> The task
Tally the lines that contain "Euro" and report the total alone.

> Task material
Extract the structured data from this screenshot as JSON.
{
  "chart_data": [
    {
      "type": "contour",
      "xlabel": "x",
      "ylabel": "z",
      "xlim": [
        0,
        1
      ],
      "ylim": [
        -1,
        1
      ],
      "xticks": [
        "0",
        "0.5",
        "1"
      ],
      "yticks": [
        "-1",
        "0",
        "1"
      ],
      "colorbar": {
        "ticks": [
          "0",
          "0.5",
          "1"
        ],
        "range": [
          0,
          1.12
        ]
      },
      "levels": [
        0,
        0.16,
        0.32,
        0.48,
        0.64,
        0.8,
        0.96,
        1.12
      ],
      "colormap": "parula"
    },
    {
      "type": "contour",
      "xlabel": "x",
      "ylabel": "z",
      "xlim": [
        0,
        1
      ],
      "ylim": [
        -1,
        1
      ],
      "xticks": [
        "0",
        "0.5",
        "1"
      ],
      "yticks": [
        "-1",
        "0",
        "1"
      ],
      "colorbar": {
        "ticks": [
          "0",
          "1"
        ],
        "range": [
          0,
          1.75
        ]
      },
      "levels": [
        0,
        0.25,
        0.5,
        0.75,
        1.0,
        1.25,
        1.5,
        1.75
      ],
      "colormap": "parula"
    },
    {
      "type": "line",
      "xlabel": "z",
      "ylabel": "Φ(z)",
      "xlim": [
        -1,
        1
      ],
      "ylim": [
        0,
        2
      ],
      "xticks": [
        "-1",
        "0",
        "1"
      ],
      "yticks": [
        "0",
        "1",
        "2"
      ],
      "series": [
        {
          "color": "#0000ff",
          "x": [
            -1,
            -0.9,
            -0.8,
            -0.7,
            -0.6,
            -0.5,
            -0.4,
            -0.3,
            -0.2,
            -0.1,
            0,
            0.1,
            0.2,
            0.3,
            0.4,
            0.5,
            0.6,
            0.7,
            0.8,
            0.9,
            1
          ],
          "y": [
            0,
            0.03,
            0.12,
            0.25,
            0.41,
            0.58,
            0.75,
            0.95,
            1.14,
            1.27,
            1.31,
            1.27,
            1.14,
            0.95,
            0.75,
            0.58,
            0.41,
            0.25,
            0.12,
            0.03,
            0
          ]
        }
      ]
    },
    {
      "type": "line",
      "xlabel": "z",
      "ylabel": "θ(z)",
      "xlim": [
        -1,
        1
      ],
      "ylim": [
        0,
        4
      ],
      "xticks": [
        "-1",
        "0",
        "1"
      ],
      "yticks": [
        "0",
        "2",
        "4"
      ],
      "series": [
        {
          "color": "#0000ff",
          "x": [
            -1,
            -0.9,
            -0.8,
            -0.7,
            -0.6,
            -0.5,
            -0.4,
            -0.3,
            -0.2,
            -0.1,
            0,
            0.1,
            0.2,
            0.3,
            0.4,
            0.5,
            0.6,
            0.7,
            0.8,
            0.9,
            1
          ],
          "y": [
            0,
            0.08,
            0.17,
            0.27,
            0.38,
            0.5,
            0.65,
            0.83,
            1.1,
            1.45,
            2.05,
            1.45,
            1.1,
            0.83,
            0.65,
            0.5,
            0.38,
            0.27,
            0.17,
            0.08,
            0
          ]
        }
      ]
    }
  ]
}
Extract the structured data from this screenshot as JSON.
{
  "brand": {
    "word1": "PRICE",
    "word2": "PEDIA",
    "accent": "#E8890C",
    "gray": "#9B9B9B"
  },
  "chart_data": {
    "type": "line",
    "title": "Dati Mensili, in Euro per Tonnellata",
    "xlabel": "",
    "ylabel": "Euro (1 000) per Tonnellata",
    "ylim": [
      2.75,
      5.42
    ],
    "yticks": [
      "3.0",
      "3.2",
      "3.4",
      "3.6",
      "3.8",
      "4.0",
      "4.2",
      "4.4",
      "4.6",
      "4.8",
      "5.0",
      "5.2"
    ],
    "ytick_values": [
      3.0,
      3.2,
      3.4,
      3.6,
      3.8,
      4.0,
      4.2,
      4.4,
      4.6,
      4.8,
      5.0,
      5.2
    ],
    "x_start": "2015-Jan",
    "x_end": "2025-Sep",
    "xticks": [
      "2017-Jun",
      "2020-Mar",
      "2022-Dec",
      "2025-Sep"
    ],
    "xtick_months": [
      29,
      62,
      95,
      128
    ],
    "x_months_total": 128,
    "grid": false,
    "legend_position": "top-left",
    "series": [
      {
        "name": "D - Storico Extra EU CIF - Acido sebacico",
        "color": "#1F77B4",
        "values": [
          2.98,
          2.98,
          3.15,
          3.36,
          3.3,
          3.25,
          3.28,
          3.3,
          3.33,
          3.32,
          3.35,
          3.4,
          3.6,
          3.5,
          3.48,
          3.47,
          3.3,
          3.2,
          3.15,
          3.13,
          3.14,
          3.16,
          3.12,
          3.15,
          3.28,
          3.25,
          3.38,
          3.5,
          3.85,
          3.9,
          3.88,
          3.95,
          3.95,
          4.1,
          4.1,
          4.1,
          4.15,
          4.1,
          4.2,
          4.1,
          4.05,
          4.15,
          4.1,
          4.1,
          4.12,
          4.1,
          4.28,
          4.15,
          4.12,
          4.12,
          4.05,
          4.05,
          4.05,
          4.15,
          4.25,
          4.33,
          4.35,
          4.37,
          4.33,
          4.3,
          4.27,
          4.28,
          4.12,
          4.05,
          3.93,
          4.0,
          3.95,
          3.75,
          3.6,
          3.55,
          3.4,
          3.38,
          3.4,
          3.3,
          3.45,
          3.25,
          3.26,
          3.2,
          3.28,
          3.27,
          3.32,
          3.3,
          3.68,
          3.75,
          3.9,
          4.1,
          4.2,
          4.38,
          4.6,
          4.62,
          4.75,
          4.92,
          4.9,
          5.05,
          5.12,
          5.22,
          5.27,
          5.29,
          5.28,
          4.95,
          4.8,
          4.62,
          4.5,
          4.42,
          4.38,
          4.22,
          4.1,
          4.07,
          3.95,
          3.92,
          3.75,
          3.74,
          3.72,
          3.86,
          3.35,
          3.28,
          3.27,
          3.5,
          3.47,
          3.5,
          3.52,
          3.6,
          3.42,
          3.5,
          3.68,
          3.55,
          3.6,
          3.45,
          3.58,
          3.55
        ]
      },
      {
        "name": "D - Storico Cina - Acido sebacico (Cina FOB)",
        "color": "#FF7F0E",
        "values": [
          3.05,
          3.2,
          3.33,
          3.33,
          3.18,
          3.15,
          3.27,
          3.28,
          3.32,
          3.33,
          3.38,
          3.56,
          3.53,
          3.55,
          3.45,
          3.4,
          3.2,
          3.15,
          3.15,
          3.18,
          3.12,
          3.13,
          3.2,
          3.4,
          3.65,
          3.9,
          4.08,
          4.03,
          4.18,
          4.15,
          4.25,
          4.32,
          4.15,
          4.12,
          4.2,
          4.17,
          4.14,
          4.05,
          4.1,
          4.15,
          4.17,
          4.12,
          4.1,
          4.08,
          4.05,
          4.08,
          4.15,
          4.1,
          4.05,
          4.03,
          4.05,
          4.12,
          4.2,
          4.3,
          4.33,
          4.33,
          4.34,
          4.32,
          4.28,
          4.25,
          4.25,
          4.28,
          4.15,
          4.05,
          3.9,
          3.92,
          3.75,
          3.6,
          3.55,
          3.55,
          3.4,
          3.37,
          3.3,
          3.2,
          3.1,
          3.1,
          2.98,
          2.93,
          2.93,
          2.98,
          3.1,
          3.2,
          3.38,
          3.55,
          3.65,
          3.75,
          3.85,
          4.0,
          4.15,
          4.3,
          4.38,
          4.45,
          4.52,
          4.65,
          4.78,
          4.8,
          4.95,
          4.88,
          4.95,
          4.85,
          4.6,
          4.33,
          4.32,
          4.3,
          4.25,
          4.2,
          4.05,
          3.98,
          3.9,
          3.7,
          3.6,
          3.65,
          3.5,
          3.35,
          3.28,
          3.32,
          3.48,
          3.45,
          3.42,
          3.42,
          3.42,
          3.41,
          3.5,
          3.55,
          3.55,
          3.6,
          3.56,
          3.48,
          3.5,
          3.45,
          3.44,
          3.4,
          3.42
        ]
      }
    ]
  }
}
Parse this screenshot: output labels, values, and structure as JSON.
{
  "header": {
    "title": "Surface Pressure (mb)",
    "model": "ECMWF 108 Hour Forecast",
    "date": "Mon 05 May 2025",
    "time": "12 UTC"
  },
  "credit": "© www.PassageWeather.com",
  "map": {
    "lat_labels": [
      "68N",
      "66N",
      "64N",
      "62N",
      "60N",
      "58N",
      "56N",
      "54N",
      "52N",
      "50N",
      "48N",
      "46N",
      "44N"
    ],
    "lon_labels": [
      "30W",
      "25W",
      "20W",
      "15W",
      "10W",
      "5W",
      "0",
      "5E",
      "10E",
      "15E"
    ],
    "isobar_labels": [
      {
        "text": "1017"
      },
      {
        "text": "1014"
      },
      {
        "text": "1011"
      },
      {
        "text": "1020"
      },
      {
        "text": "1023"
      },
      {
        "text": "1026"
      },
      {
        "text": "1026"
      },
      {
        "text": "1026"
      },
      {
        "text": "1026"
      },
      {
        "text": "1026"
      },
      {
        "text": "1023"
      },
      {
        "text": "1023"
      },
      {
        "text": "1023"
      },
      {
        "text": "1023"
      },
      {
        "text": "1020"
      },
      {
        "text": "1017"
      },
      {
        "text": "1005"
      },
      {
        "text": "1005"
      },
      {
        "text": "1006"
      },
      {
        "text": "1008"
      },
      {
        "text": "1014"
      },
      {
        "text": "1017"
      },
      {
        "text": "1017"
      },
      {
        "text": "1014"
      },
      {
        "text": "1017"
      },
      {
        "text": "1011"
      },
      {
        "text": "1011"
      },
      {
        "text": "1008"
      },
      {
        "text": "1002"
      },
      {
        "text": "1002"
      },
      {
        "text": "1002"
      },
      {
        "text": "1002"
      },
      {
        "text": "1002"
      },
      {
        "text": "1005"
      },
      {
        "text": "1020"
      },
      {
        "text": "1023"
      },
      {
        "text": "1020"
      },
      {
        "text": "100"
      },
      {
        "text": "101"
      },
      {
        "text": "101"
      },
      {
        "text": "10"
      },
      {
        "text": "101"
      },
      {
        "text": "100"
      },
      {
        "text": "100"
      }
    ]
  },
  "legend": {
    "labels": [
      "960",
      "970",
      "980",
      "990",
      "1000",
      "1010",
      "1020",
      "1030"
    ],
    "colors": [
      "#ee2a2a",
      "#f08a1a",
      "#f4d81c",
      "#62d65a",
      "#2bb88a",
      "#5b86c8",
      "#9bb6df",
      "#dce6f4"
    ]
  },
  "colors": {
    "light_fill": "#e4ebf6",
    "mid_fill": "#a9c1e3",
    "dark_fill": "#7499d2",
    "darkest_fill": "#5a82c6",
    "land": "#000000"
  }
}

> Written answer
2